Return each line of the data below verbatim; pictures are to be left out.
──────── Data listing ────────
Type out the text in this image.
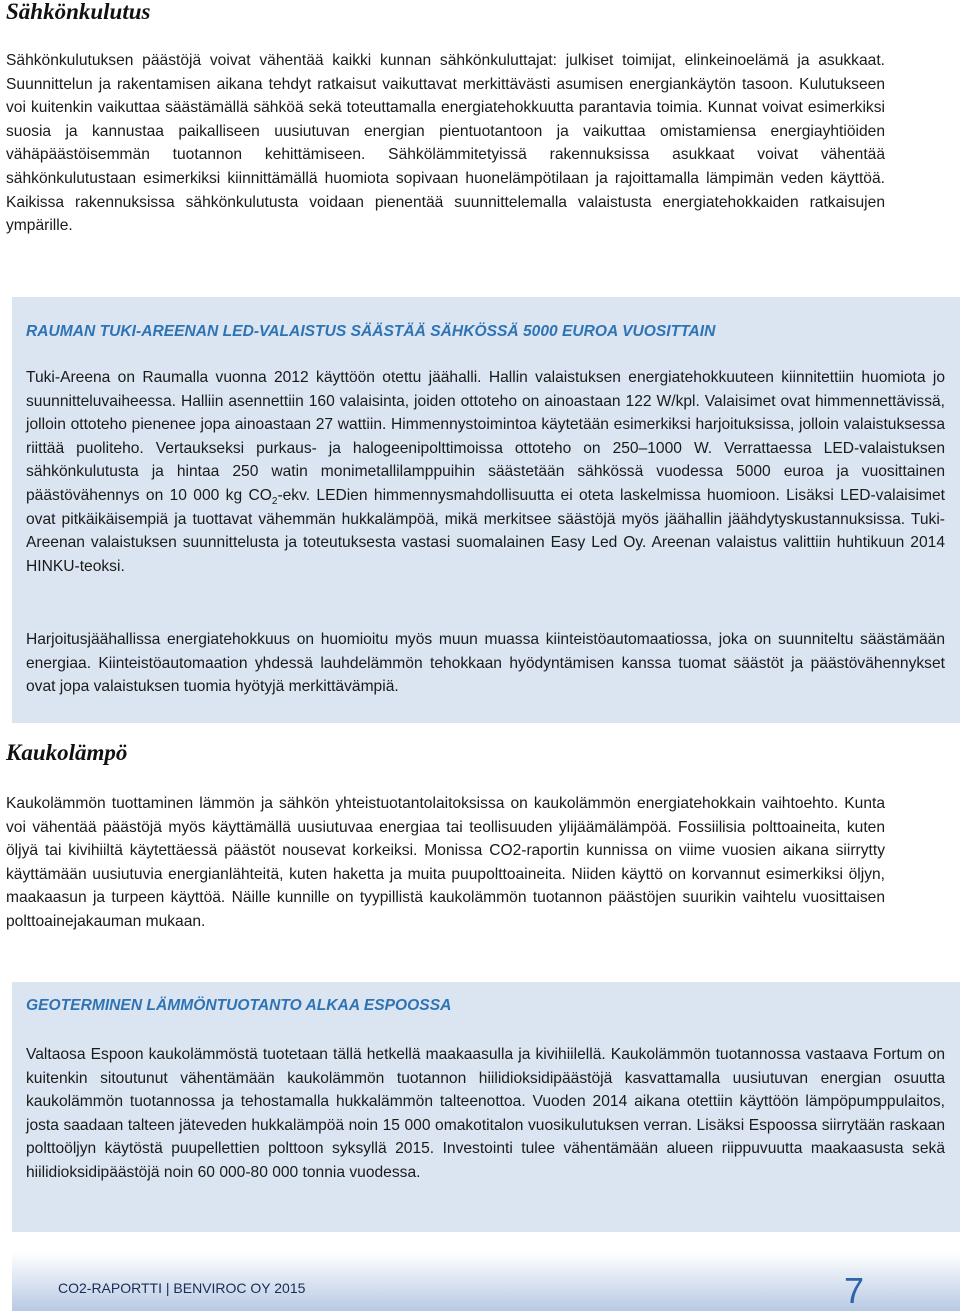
Sähkönkulutus

Sähkönkulutuksen päästöjä voivat vähentää kaikki kunnan sähkönkuluttajat: julkiset toimijat, elinkeinoelämä ja asukkaat. Suunnittelun ja rakentamisen aikana tehdyt ratkaisut vaikuttavat merkittävästi asumisen energiankäytön tasoon. Kulutukseen voi kuitenkin vaikuttaa säästämällä sähköä sekä toteuttamalla energiatehokkuutta parantavia toimia. Kunnat voivat esimerkiksi suosia ja kannustaa paikalliseen uusiutuvan energian pientuotantoon ja vaikuttaa omistamiensa energiayhtiöiden vähäpäästöisemmän tuotannon kehittämiseen. Sähkölämmitetyissä rakennuksissa asukkaat voivat vähentää sähkönkulutustaan esimerkiksi kiinnittämällä huomiota sopivaan huonelämpötilaan ja rajoittamalla lämpimän veden käyttöä. Kaikissa rakennuksissa sähkönkulutusta voidaan pienentää suunnittelemalla valaistusta energiatehokkaiden ratkaisujen ympärille.

RAUMAN TUKI-AREENAN LED-VALAISTUS SÄÄSTÄÄ SÄHKÖSSÄ 5000 EUROA VUOSITTAIN

Tuki-Areena on Raumalla vuonna 2012 käyttöön otettu jäähalli. Hallin valaistuksen energiatehokkuuteen kiinnitettiin huomiota jo suunnitteluvaiheessa. Halliin asennettiin 160 valaisinta, joiden ottoteho on ainoastaan 122 W/kpl. Valaisimet ovat himmennettävissä, jolloin ottoteho pienenee jopa ainoastaan 27 wattiin. Himmennystoimintoa käytetään esimerkiksi harjoituksissa, jolloin valaistuksessa riittää puoliteho. Vertaukseksi purkaus- ja halogeenipolttimoissa ottoteho on 250–1000 W. Verrattaessa LED-valaistuksen sähkönkulutusta ja hintaa 250 watin monimetallilamppuihin säästetään sähkössä vuodessa 5000 euroa ja vuosittainen päästövähennys on 10 000 kg $CO_2$-ekv. LEDien himmennysmahdollisuutta ei oteta laskelmissa huomioon. Lisäksi LED-valaisimet ovat pitkäikäisempiä ja tuottavat vähemmän hukkalämpöä, mikä merkitsee säästöjä myös jäähallin jäähdytyskustannuksissa. Tuki-Areenan valaistuksen suunnittelusta ja toteutuksesta vastasi suomalainen Easy Led Oy. Areenan valaistus valittiin huhtikuun 2014 HINKU-teoksi.

Harjoitusjäähallissa energiatehokkuus on huomioitu myös muun muassa kiinteistöautomaatiossa, joka on suunniteltu säästämään energiaa. Kiinteistöautomaation yhdessä lauhdelämmön tehokkaan hyödyntämisen kanssa tuomat säästöt ja päästövähennykset ovat jopa valaistuksen tuomia hyötyjä merkittävämpiä.

Kaukolämpö

Kaukolämmön tuottaminen lämmön ja sähkön yhteistuotantolaitoksissa on kaukolämmön energiatehokkain vaihtoehto. Kunta voi vähentää päästöjä myös käyttämällä uusiutuvaa energiaa tai teollisuuden ylijäämälämpöä. Fossiilisia polttoaineita, kuten öljyä tai kivihiiltä käytettäessä päästöt nousevat korkeiksi. Monissa CO2-raportin kunnissa on viime vuosien aikana siirrytty käyttämään uusiutuvia energianlähteitä, kuten haketta ja muita puupolttoaineita. Niiden käyttö on korvannut esimerkiksi öljyn, maakaasun ja turpeen käyttöä. Näille kunnille on tyypillistä kaukolämmön tuotannon päästöjen suurikin vaihtelu vuosittaisen polttoainejakauman mukaan.

GEOTERMINEN LÄMMÖNTUOTANTO ALKAA ESPOOSSA

Valtaosa Espoon kaukolämmöstä tuotetaan tällä hetkellä maakaasulla ja kivihiilellä. Kaukolämmön tuotannossa vastaava Fortum on kuitenkin sitoutunut vähentämään kaukolämmön tuotannon hiilidioksidipäästöjä kasvattamalla uusiutuvan energian osuutta kaukolämmön tuotannossa ja tehostamalla hukkalämmön talteenottoa. Vuoden 2014 aikana otettiin käyttöön lämpöpumppulaitos, josta saadaan talteen jäteveden hukkalämpöä noin 15 000 omakotitalon vuosikulutuksen verran. Lisäksi Espoossa siirrytään raskaan polttoöljyn käytöstä puupellettien polttoon syksyllä 2015. Investointi tulee vähentämään alueen riippuvuutta maakaasusta sekä hiilidioksidipäästöjä noin 60 000-80 000 tonnia vuodessa.

CO2-RAPORTTI | BENVIROC OY 2015	7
────────
> **Solved exercise**
Type out the text in this image.
Sähkönkulutus

Sähkönkulutuksen päästöjä voivat vähentää kaikki kunnan sähkönkuluttajat: julkiset toimijat, elinkeinoelämä ja asukkaat. Suunnittelun ja rakentamisen aikana tehdyt ratkaisut vaikuttavat merkittävästi asumisen energiankäytön tasoon. Kulutukseen voi kuitenkin vaikuttaa säästämällä sähköä sekä toteuttamalla energiatehokkuutta parantavia toimia. Kunnat voivat esimerkiksi suosia ja kannustaa paikalliseen uusiutuvan energian pientuotantoon ja vaikuttaa omistamiensa energiayhtiöiden vähäpäästöisemmän tuotannon kehittämiseen. Sähkölämmitetyissä rakennuksissa asukkaat voivat vähentää sähkönkulutustaan esimerkiksi kiinnittämällä huomiota sopivaan huonelämpötilaan ja rajoittamalla lämpimän veden käyttöä. Kaikissa rakennuksissa sähkönkulutusta voidaan pienentää suunnittelemalla valaistusta energiatehokkaiden ratkaisujen ympärille.

RAUMAN TUKI-AREENAN LED-VALAISTUS SÄÄSTÄÄ SÄHKÖSSÄ 5000 EUROA VUOSITTAIN

Tuki-Areena on Raumalla vuonna 2012 käyttöön otettu jäähalli. Hallin valaistuksen energiatehokkuuteen kiinnitettiin huomiota jo suunnitteluvaiheessa. Halliin asennettiin 160 valaisinta, joiden ottoteho on ainoastaan 122 W/kpl. Valaisimet ovat himmennettävissä, jolloin ottoteho pienenee jopa ainoastaan 27 wattiin. Himmennystoimintoa käytetään esimerkiksi harjoituksissa, jolloin valaistuksessa riittää puoliteho. Vertaukseksi purkaus- ja halogeenipolttimoissa ottoteho on 250–1000 W. Verrattaessa LED-valaistuksen sähkönkulutusta ja hintaa 250 watin monimetallilamppuihin säästetään sähkössä vuodessa 5000 euroa ja vuosittainen päästövähennys on 10 000 kg $CO_2$-ekv. LEDien himmennysmahdollisuutta ei oteta laskelmissa huomioon. Lisäksi LED-valaisimet ovat pitkäikäisempiä ja tuottavat vähemmän hukkalämpöä, mikä merkitsee säästöjä myös jäähallin jäähdytyskustannuksissa. Tuki-Areenan valaistuksen suunnittelusta ja toteutuksesta vastasi suomalainen Easy Led Oy. Areenan valaistus valittiin huhtikuun 2014 HINKU-teoksi.

Harjoitusjäähallissa energiatehokkuus on huomioitu myös muun muassa kiinteistöautomaatiossa, joka on suunniteltu säästämään energiaa. Kiinteistöautomaation yhdessä lauhdelämmön tehokkaan hyödyntämisen kanssa tuomat säästöt ja päästövähennykset ovat jopa valaistuksen tuomia hyötyjä merkittävämpiä.

Kaukolämpö

Kaukolämmön tuottaminen lämmön ja sähkön yhteistuotantolaitoksissa on kaukolämmön energiatehokkain vaihtoehto. Kunta voi vähentää päästöjä myös käyttämällä uusiutuvaa energiaa tai teollisuuden ylijäämälämpöä. Fossiilisia polttoaineita, kuten öljyä tai kivihiiltä käytettäessä päästöt nousevat korkeiksi. Monissa CO2-raportin kunnissa on viime vuosien aikana siirrytty käyttämään uusiutuvia energianlähteitä, kuten haketta ja muita puupolttoaineita. Niiden käyttö on korvannut esimerkiksi öljyn, maakaasun ja turpeen käyttöä. Näille kunnille on tyypillistä kaukolämmön tuotannon päästöjen suurikin vaihtelu vuosittaisen polttoainejakauman mukaan.

GEOTERMINEN LÄMMÖNTUOTANTO ALKAA ESPOOSSA

Valtaosa Espoon kaukolämmöstä tuotetaan tällä hetkellä maakaasulla ja kivihiilellä. Kaukolämmön tuotannossa vastaava Fortum on kuitenkin sitoutunut vähentämään kaukolämmön tuotannon hiilidioksidipäästöjä kasvattamalla uusiutuvan energian osuutta kaukolämmön tuotannossa ja tehostamalla hukkalämmön talteenottoa. Vuoden 2014 aikana otettiin käyttöön lämpöpumppulaitos, josta saadaan talteen jäteveden hukkalämpöä noin 15 000 omakotitalon vuosikulutuksen verran. Lisäksi Espoossa siirrytään raskaan polttoöljyn käytöstä puupellettien polttoon syksyllä 2015. Investointi tulee vähentämään alueen riippuvuutta maakaasusta sekä hiilidioksidipäästöjä noin 60 000-80 000 tonnia vuodessa.

CO2-RAPORTTI | BENVIROC OY 2015	7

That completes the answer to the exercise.